(Records from a data collection)
────────────────────

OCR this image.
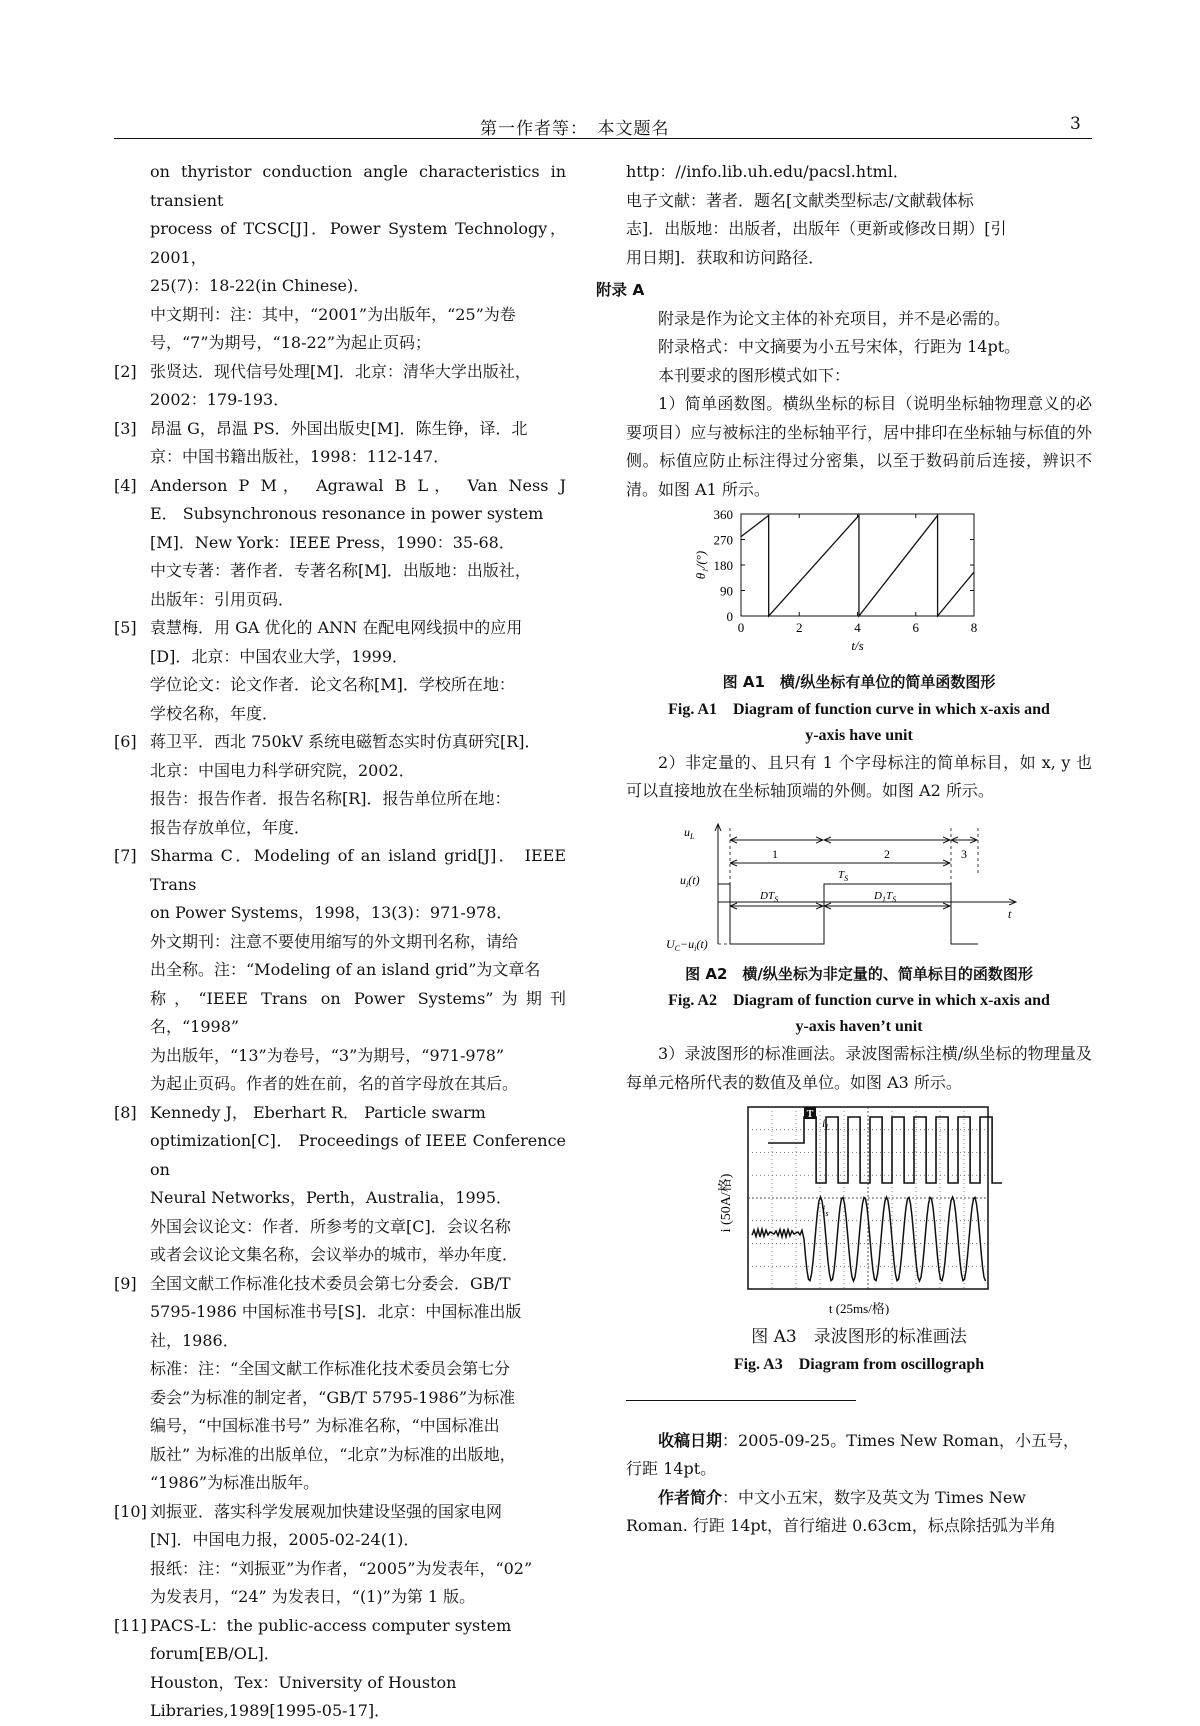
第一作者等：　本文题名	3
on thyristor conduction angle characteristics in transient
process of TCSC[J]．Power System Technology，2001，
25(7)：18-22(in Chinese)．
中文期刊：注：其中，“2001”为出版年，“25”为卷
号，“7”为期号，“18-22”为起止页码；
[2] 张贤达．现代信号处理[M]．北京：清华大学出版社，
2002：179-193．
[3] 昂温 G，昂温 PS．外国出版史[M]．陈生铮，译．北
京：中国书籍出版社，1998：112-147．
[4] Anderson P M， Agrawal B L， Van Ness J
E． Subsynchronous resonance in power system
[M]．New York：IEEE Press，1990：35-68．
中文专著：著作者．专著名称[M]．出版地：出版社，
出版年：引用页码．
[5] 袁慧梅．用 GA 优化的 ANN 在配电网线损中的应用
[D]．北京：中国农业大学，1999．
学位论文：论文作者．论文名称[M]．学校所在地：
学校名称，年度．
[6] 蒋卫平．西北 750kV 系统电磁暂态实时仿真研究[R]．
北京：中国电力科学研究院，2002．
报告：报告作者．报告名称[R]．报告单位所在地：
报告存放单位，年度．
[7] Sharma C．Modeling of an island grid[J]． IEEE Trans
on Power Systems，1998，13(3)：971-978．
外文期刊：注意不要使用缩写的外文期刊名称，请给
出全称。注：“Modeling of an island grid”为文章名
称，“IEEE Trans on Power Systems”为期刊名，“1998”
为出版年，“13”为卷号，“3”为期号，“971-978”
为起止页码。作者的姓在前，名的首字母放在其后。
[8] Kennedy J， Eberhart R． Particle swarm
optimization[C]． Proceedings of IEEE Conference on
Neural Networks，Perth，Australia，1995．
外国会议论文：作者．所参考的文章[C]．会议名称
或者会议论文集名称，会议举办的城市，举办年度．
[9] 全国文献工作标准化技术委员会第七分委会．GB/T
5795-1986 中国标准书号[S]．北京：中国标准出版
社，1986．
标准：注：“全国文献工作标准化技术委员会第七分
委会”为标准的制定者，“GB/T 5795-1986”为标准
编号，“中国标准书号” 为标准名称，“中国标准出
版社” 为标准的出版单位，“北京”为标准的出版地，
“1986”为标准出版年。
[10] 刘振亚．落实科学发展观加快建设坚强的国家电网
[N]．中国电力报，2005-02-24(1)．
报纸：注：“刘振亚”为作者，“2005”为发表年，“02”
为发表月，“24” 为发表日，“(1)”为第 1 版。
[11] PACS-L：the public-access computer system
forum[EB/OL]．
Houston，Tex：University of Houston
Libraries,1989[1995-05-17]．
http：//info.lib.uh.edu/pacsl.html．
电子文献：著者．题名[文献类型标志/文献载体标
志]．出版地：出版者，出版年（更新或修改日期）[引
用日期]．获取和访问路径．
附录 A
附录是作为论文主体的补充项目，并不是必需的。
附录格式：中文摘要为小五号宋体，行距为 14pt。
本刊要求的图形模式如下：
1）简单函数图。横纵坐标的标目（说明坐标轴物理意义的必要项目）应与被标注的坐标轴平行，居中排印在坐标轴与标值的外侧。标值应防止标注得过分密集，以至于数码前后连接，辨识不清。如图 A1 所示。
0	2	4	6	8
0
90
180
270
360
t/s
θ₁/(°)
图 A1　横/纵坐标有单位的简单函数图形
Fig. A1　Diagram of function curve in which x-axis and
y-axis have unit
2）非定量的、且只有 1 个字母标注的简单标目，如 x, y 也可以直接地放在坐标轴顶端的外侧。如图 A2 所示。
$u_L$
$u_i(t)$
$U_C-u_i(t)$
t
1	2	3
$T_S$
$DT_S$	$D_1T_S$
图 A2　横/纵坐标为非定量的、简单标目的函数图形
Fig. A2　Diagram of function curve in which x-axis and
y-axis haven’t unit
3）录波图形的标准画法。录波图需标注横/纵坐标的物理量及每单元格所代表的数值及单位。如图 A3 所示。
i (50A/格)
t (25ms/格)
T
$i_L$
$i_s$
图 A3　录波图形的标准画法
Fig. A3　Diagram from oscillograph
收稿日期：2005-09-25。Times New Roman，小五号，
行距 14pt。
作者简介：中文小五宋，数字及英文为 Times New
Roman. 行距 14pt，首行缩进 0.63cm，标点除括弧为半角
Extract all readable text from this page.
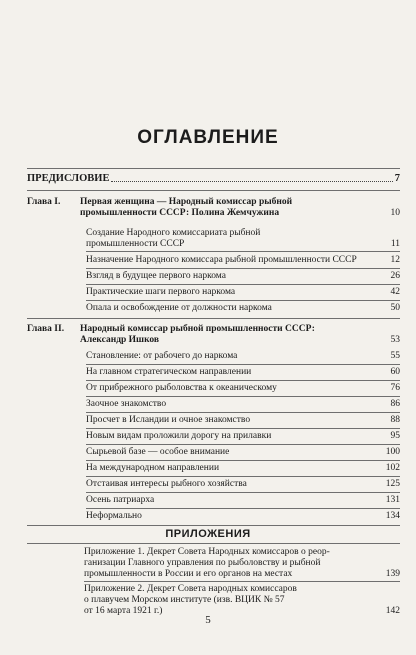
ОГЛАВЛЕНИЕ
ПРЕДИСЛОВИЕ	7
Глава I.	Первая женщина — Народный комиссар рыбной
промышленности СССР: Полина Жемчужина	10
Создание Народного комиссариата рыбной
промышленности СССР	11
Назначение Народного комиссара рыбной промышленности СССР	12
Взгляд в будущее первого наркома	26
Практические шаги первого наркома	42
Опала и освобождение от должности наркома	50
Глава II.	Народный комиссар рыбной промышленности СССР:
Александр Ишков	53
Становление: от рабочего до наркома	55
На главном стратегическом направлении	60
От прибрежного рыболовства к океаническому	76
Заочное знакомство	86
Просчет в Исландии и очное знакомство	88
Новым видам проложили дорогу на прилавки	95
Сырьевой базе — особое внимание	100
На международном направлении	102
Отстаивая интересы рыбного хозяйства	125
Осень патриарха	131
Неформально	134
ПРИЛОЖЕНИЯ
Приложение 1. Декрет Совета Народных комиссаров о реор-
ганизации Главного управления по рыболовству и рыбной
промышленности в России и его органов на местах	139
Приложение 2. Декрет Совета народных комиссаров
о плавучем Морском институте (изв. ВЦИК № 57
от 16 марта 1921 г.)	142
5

────────────────────

## What is required
From the entries above, collect every line with the string "Times" in it.

## Output of the exercise
收稿日期：2005-09-25。Times New Roman，小五号，
作者简介：中文小五宋，数字及英文为 Times New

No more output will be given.